Task to complete: Return the lines below that carry the word "JSON".

━━━

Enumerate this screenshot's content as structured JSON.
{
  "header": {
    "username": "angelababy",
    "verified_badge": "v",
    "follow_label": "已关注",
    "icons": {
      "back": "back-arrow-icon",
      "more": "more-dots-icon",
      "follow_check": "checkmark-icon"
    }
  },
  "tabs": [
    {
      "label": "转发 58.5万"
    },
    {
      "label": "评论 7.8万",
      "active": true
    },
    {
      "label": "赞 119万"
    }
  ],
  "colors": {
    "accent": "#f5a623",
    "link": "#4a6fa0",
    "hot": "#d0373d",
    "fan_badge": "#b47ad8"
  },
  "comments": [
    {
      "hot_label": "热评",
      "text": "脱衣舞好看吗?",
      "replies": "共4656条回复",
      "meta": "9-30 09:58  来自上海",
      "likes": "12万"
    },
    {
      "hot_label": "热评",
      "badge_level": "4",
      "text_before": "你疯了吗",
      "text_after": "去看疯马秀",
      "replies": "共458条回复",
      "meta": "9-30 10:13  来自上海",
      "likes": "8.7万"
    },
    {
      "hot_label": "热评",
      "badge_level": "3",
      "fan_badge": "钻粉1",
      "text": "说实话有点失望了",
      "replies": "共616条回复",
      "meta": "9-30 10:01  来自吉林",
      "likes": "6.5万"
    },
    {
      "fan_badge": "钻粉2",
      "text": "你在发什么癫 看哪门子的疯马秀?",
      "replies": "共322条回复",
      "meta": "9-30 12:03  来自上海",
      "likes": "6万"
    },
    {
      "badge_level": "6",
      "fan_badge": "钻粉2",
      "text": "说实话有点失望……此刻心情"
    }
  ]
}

━━━

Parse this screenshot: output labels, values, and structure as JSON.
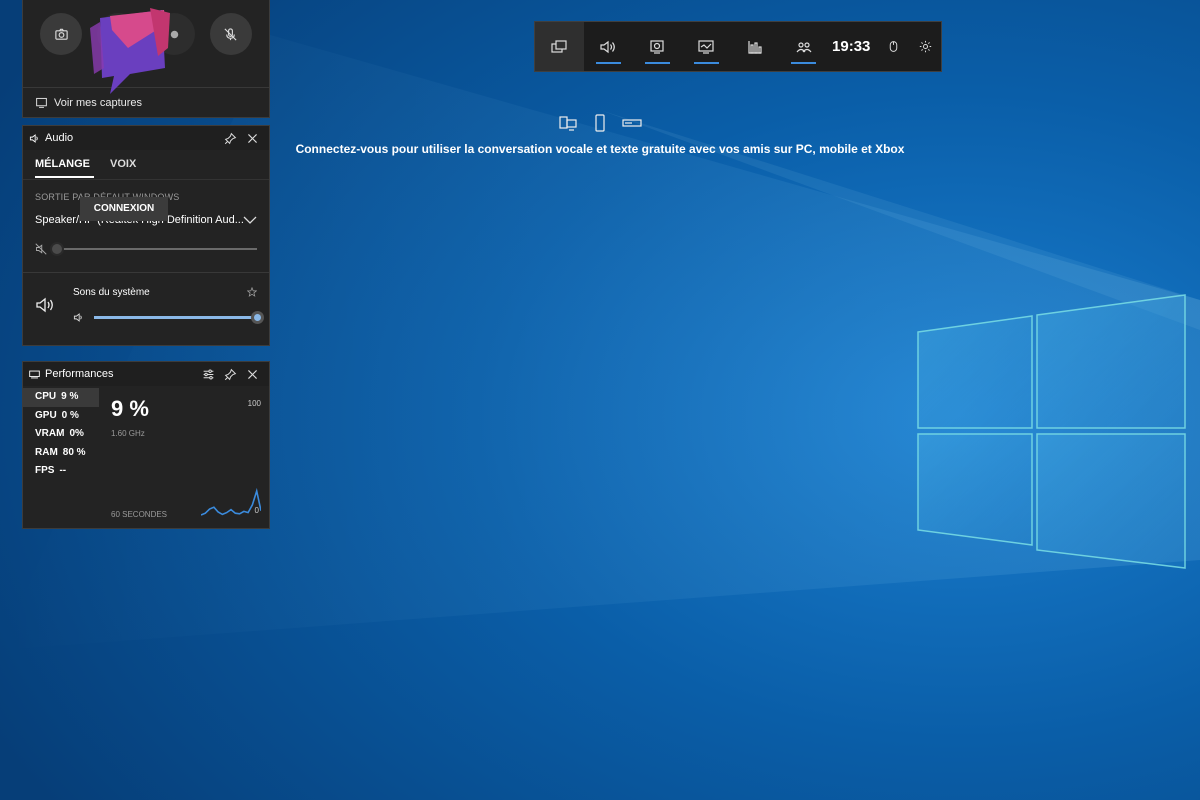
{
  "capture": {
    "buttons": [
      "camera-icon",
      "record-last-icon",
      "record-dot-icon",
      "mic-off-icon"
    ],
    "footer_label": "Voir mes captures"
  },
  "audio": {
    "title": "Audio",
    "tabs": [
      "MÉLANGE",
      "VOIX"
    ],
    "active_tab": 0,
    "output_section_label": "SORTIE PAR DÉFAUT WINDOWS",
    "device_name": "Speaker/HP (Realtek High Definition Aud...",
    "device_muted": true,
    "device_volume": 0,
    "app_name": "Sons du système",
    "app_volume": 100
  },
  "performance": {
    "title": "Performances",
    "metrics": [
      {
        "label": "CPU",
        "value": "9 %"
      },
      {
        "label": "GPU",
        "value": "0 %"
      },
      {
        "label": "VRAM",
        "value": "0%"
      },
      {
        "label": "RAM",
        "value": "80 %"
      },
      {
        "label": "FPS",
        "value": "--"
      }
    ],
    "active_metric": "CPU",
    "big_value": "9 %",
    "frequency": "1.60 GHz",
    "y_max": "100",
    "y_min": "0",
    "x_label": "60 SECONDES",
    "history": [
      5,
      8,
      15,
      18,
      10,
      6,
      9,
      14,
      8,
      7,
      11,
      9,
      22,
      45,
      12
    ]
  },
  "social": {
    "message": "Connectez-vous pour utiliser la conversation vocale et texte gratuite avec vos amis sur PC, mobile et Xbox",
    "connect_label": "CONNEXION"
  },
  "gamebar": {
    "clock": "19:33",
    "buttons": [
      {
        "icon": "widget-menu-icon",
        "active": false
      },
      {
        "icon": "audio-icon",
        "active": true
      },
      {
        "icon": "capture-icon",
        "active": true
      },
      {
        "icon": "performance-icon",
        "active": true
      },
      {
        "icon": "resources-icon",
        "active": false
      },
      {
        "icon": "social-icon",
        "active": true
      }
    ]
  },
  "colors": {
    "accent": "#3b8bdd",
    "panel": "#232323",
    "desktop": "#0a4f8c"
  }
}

━━━

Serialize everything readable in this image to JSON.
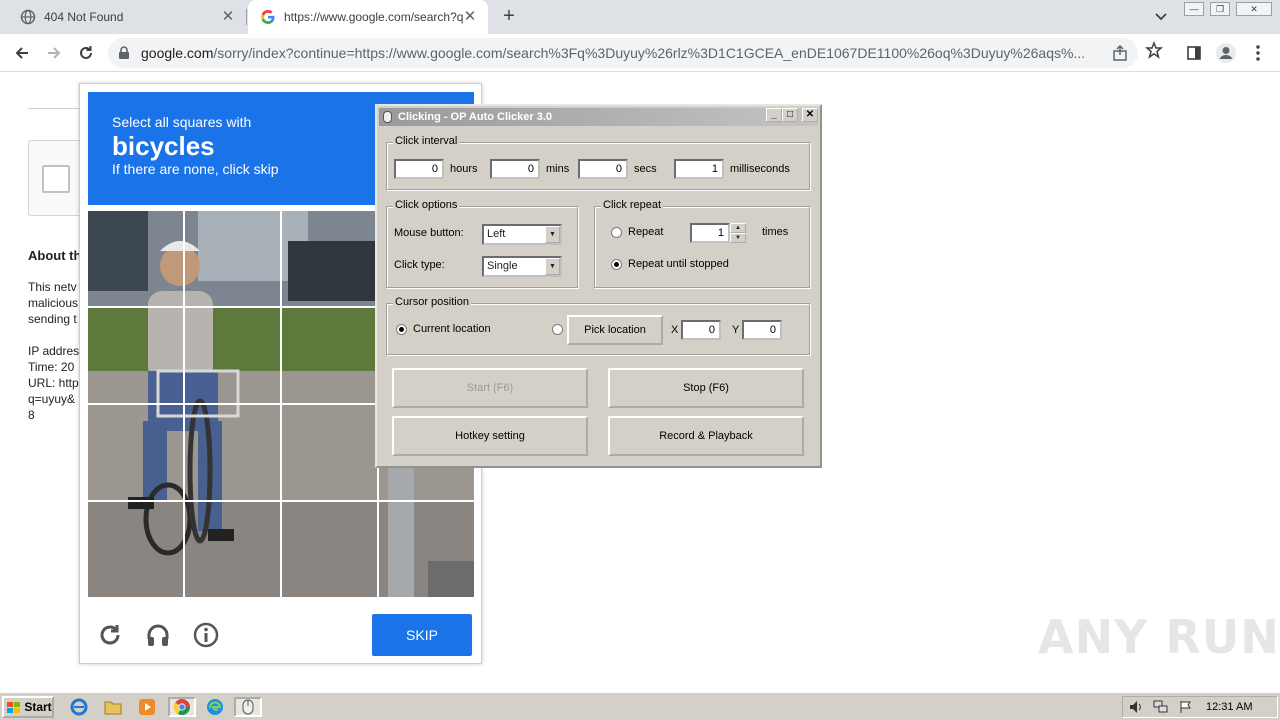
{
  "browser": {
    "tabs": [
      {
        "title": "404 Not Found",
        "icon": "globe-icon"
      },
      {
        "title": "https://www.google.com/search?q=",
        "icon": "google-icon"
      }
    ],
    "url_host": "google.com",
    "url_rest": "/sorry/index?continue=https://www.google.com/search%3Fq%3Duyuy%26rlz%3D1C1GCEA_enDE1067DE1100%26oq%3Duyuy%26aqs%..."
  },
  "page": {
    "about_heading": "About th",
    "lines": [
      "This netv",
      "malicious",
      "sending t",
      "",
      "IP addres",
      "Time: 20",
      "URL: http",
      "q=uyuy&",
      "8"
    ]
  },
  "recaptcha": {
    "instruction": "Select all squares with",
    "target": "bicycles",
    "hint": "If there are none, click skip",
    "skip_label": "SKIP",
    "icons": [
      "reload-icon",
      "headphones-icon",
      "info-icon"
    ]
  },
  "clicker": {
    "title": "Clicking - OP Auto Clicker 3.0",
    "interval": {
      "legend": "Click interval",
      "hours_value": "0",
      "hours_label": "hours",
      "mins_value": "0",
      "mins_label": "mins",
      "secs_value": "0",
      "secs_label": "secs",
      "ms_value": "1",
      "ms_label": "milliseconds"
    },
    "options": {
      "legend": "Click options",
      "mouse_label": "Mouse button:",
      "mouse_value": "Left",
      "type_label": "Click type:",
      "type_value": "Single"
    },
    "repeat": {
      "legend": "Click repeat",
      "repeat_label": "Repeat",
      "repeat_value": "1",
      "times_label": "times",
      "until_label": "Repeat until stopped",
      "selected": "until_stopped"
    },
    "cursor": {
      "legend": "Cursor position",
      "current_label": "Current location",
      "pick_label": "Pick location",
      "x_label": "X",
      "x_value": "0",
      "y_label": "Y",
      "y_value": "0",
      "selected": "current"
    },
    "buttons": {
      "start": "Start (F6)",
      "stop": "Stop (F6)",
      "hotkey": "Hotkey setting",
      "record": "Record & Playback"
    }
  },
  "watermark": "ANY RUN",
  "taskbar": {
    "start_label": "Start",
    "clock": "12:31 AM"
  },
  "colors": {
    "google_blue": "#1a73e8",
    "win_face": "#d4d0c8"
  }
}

━━━

Exercise solution:
Enumerate this screenshot's content as structured JSON.
Parse this screenshot: output labels, values, and structure as JSON.
Serialize everything readable in this image to JSON.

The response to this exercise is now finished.